Figure contents as structured data
╭──
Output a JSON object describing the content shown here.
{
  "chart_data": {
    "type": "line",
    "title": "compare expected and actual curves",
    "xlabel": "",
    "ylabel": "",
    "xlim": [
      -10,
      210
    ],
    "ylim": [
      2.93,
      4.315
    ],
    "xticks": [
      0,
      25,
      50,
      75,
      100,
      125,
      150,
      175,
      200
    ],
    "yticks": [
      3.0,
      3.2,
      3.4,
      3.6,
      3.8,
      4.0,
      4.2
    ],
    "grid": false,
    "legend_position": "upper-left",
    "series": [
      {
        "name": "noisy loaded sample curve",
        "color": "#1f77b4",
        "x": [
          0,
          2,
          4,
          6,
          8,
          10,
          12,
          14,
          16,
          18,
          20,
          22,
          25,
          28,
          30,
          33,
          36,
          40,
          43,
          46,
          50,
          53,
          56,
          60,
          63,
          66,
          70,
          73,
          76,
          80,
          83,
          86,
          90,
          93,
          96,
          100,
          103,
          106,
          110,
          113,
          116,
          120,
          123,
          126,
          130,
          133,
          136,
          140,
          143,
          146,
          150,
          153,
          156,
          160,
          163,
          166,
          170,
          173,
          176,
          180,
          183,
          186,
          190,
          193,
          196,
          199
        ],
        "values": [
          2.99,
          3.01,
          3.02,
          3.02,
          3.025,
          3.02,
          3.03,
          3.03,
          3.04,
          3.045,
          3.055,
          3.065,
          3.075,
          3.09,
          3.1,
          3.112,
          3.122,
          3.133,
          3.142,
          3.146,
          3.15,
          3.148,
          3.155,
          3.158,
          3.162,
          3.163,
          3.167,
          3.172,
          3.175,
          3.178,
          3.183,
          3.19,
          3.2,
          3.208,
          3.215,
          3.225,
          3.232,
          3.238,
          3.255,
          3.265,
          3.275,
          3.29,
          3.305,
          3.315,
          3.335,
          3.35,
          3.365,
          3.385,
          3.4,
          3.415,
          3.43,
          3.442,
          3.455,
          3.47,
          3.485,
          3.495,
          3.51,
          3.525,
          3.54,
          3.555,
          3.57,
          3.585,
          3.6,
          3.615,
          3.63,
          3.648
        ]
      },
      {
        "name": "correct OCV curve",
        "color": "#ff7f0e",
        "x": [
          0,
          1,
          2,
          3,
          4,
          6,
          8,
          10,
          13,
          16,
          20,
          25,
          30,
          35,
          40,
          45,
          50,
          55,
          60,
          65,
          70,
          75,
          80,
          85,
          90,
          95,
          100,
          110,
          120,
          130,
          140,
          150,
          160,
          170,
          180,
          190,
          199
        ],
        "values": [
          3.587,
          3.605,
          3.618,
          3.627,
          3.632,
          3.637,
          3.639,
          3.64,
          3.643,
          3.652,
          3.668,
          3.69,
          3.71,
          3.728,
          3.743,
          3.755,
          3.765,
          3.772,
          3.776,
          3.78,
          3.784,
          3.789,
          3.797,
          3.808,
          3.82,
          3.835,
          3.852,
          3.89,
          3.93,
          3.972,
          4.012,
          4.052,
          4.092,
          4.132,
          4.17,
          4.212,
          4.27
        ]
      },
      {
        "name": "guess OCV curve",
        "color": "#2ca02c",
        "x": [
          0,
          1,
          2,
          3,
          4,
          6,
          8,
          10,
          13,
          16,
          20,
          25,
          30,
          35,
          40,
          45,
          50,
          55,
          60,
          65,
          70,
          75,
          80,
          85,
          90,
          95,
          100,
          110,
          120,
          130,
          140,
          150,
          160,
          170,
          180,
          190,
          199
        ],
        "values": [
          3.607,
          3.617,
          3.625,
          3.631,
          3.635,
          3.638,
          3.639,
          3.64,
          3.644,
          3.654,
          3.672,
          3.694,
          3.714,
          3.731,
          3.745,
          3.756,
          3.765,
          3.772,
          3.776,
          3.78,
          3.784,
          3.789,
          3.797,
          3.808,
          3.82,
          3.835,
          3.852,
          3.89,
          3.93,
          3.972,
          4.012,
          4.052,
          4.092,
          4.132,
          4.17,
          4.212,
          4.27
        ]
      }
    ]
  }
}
╰──
## Goal of the exercise
Show every line from the entries above in which the word "color" appears.

## Solution to this exercise
        "color": "#1f77b4",
        "color": "#ff7f0e",
        "color": "#2ca02c",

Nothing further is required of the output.